# Start of Source records

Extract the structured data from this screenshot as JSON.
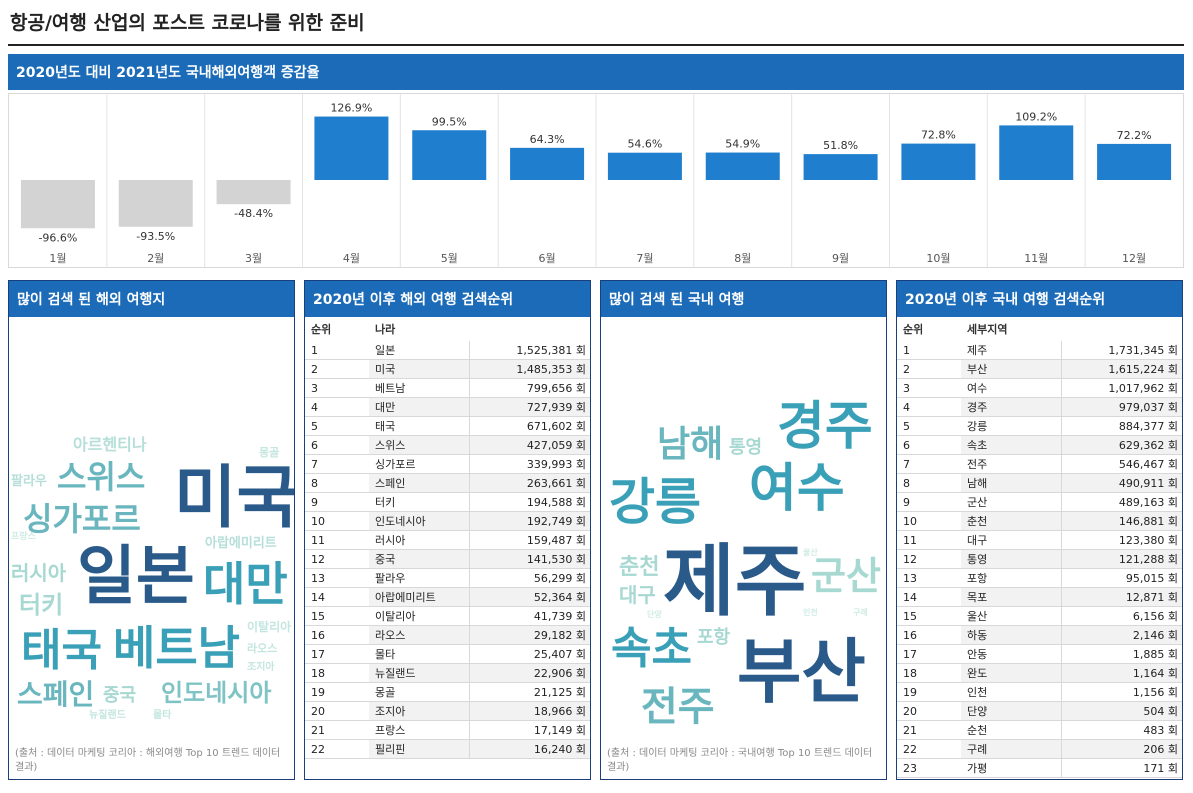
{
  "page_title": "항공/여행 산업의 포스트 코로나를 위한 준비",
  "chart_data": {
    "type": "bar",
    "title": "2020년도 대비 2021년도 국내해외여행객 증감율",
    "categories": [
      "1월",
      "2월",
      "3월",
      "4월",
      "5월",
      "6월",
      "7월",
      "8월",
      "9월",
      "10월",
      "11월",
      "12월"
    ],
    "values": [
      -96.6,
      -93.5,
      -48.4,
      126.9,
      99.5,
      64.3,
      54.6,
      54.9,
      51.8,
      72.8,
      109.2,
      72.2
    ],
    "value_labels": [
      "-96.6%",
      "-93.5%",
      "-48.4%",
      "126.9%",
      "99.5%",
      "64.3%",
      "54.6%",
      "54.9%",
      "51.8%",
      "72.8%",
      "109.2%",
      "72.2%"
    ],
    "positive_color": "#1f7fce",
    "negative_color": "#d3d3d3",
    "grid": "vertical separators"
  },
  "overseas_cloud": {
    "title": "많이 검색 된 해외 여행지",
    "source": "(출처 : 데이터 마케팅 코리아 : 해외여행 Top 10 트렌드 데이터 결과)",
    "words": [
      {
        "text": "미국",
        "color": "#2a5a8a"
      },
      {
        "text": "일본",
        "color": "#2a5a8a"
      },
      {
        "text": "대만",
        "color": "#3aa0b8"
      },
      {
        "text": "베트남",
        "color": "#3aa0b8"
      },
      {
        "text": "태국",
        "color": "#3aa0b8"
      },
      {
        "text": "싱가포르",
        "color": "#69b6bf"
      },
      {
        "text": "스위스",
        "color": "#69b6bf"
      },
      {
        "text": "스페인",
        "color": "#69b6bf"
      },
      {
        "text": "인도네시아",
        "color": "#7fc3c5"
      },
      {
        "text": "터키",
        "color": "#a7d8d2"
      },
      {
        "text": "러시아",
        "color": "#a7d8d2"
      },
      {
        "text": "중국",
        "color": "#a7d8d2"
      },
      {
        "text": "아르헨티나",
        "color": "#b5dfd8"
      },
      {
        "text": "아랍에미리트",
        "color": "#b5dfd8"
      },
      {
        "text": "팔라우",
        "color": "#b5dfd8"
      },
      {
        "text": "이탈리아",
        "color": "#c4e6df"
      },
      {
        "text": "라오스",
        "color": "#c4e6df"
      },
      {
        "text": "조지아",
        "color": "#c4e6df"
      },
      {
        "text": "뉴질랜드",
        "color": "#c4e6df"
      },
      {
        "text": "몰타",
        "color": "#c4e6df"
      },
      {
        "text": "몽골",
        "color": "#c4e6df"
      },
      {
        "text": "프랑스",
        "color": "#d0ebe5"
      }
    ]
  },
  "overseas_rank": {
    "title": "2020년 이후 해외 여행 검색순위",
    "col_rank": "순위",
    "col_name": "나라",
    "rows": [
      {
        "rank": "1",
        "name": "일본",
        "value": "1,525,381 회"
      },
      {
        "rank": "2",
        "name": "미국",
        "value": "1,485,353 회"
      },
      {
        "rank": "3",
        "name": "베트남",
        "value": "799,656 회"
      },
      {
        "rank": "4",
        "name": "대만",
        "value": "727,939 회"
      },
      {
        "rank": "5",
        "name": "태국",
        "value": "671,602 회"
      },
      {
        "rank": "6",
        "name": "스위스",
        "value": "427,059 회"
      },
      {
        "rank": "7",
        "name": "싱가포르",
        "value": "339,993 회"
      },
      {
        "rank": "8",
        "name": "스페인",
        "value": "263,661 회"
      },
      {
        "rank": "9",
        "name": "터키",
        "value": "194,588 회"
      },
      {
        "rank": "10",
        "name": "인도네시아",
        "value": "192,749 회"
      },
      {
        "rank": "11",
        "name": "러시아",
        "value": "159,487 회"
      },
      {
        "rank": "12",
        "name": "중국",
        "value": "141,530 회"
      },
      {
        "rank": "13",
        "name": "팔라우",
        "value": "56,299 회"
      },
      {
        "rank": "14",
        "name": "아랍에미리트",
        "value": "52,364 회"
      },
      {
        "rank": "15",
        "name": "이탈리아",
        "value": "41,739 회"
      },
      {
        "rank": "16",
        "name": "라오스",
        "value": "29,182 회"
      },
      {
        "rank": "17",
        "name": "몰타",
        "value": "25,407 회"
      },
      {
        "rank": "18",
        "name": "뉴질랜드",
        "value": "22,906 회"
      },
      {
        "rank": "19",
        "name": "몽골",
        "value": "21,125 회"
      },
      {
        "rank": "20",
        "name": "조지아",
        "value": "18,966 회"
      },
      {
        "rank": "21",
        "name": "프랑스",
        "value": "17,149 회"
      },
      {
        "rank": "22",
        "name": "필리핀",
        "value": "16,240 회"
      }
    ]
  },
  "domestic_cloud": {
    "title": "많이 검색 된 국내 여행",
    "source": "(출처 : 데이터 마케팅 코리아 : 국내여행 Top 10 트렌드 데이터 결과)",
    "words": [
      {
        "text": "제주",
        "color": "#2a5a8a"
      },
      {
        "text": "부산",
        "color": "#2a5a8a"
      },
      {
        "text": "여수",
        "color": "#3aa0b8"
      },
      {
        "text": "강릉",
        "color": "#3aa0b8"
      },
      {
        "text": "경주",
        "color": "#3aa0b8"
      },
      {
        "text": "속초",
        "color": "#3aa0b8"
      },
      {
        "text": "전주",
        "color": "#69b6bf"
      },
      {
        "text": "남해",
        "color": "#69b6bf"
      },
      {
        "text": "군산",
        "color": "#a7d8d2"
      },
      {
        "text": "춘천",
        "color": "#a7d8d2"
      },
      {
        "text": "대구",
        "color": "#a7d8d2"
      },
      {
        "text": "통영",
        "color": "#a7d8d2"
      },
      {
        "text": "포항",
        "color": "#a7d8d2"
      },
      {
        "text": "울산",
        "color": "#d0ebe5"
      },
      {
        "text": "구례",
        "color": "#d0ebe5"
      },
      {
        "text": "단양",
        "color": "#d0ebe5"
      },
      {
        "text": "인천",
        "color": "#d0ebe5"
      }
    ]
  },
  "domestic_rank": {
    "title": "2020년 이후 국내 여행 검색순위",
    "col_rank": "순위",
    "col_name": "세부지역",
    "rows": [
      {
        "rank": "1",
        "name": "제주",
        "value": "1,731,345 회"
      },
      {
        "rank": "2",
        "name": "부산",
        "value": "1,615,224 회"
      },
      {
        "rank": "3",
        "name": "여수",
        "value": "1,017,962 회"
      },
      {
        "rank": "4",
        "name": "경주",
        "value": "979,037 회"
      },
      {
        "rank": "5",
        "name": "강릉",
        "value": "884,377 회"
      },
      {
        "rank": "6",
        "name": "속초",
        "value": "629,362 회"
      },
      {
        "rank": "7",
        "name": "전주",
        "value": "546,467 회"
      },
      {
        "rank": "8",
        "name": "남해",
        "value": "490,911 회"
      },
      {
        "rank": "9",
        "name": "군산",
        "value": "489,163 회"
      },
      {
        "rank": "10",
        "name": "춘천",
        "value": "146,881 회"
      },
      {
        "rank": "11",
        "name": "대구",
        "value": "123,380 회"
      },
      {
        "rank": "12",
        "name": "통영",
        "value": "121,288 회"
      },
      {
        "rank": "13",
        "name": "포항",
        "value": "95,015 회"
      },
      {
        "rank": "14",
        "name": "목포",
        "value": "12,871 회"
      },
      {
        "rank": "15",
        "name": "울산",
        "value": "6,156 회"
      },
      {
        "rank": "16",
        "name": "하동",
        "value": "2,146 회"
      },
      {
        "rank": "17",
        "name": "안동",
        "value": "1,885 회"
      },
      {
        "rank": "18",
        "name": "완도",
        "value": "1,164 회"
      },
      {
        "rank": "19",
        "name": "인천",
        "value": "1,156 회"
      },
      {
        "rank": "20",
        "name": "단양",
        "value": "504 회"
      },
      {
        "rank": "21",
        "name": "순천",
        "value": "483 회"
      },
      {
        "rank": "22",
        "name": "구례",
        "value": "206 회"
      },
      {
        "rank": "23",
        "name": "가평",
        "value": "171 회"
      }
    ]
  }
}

# End of Source records
# Start of Source records

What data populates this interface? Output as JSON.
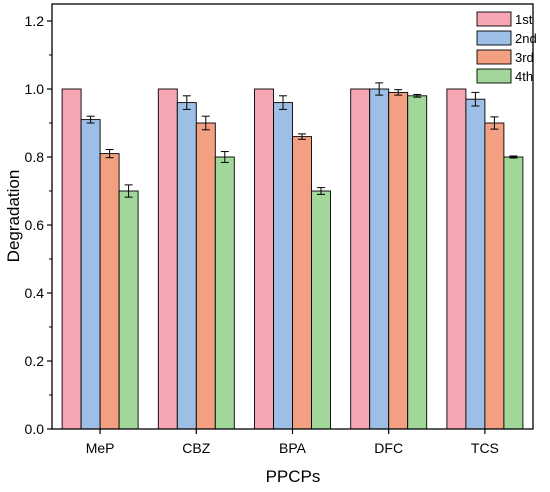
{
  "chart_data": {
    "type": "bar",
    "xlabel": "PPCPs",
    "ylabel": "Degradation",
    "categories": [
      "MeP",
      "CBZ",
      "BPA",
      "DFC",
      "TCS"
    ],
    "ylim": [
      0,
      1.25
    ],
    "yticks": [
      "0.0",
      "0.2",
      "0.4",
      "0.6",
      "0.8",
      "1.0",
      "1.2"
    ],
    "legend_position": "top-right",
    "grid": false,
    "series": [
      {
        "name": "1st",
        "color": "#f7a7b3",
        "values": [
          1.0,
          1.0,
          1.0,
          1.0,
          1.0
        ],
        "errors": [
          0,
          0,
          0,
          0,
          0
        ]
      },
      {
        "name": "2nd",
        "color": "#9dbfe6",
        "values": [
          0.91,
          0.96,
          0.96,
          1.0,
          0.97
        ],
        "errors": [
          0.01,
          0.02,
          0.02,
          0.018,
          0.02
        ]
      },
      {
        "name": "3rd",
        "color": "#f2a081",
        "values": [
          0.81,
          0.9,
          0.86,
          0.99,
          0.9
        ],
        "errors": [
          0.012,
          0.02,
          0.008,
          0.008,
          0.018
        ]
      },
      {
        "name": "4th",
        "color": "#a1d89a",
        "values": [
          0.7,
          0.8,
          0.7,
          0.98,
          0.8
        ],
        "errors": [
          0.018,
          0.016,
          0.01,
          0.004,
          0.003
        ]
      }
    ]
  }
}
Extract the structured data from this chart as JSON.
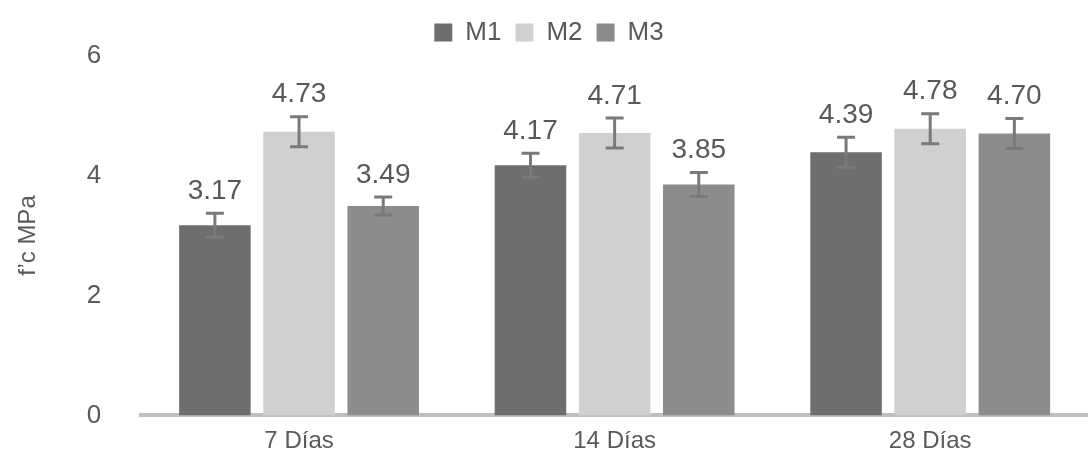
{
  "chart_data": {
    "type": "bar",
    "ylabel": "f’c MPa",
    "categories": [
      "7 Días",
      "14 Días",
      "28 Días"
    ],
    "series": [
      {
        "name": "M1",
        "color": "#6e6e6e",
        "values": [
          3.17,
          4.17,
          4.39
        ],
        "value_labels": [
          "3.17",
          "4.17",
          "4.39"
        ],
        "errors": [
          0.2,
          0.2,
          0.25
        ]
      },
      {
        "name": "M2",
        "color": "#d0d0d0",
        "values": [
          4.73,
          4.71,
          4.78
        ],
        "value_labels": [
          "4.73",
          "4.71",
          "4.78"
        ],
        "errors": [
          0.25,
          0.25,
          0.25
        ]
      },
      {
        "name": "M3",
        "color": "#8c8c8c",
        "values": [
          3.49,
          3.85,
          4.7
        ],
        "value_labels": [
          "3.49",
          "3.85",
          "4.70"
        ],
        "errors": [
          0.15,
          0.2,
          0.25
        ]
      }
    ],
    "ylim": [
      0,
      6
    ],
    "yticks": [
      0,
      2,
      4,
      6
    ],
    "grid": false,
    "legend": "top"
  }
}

# End of Source records

**Task objective:**
Of all the lines above, how many contain the word "from"? Give the number and nothing else.

**Solved problem:**
2